Go through the entries one line at a time, and gather every line that has the word "Ulterior".
** Start of GIVEN ENTRIES **
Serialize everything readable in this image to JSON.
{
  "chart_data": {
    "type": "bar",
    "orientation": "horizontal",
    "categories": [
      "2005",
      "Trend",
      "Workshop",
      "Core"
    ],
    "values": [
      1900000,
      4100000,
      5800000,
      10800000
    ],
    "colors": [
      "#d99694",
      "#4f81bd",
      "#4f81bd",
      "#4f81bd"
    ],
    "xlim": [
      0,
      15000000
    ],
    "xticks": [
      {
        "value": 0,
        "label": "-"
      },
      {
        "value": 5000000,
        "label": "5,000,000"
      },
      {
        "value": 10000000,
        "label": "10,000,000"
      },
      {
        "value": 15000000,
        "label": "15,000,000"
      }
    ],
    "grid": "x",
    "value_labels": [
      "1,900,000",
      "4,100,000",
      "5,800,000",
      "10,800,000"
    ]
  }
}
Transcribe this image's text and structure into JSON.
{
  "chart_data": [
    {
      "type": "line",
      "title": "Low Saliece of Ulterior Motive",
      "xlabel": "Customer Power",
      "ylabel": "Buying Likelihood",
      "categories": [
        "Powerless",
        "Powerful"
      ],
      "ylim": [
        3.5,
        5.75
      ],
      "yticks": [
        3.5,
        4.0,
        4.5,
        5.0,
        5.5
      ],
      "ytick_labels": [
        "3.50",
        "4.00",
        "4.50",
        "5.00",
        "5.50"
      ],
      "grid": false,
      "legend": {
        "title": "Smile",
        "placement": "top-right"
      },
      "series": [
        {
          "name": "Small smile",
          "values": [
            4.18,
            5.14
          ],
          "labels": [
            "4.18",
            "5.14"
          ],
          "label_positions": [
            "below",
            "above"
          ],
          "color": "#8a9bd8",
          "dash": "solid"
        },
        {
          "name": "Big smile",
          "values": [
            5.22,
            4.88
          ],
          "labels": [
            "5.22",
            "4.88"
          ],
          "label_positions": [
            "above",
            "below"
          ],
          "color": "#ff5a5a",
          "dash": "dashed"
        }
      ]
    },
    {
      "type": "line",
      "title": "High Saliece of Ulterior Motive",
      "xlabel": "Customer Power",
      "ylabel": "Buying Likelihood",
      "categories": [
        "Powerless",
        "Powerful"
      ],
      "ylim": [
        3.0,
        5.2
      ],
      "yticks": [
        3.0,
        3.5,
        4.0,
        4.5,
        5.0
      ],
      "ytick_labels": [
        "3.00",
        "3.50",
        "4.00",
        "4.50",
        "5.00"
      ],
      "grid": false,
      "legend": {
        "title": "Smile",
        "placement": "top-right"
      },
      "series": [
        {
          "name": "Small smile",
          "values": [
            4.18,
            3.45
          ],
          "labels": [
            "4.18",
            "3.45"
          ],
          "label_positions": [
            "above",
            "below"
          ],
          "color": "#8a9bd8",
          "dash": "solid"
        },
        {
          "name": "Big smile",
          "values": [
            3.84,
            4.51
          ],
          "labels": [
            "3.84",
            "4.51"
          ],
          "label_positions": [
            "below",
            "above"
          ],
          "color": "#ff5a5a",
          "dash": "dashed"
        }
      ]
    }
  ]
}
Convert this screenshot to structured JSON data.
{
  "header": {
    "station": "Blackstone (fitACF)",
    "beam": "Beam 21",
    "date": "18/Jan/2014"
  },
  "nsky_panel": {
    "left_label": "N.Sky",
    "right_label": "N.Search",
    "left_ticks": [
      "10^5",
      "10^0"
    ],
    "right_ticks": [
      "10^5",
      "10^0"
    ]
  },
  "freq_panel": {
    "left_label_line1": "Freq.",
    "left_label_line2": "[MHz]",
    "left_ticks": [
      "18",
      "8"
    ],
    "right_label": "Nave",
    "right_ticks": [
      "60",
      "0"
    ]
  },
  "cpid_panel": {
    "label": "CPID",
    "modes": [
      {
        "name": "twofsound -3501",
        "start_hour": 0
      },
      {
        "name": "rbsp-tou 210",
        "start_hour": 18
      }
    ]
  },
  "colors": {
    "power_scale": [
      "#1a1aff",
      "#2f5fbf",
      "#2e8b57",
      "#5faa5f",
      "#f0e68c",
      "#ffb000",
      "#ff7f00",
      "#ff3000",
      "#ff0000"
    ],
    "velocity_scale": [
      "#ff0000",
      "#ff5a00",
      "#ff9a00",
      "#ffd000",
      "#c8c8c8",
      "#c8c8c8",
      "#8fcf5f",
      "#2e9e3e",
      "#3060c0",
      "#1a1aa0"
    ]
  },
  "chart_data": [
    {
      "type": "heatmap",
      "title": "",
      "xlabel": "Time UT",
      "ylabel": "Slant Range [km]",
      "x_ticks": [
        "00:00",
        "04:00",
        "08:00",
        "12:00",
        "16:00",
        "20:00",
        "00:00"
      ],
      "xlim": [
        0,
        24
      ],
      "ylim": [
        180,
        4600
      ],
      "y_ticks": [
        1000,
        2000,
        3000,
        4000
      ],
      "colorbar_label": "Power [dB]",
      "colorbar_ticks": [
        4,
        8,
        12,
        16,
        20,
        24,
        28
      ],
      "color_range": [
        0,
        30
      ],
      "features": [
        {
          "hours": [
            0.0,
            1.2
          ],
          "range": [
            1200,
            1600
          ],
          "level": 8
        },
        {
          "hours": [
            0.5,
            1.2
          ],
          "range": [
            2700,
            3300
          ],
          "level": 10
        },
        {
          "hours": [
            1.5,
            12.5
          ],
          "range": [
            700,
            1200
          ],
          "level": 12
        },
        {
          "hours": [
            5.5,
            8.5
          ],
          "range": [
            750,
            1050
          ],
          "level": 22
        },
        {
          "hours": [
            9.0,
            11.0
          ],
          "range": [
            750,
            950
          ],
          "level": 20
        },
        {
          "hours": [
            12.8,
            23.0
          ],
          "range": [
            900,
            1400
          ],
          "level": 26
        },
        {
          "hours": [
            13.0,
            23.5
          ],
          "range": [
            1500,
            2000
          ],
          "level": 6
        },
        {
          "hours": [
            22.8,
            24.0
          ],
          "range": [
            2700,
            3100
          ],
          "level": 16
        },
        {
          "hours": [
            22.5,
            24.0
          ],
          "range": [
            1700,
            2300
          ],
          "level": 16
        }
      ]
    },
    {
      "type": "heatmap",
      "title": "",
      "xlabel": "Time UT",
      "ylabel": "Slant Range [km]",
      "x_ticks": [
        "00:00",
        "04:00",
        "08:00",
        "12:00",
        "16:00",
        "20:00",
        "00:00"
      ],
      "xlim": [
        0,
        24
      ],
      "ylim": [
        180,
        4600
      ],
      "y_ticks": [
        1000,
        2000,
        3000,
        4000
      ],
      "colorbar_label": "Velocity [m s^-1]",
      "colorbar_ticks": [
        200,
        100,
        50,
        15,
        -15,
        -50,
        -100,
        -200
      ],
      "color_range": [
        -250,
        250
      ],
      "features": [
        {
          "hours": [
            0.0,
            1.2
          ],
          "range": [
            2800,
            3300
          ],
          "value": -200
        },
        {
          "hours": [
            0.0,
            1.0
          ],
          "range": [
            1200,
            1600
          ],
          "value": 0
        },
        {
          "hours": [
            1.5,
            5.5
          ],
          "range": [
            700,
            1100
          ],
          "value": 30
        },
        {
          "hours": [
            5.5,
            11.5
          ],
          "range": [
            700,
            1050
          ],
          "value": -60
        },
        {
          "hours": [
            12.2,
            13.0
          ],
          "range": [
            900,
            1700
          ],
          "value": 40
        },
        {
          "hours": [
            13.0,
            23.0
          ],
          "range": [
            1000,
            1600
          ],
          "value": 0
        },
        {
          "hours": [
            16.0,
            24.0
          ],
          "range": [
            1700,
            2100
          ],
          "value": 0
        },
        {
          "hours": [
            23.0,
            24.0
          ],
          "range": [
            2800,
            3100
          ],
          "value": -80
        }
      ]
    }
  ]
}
** End of GIVEN ENTRIES **
▸ **ANSWER BELOW**
      "title": "Low Saliece of Ulterior Motive",
      "title": "High Saliece of Ulterior Motive",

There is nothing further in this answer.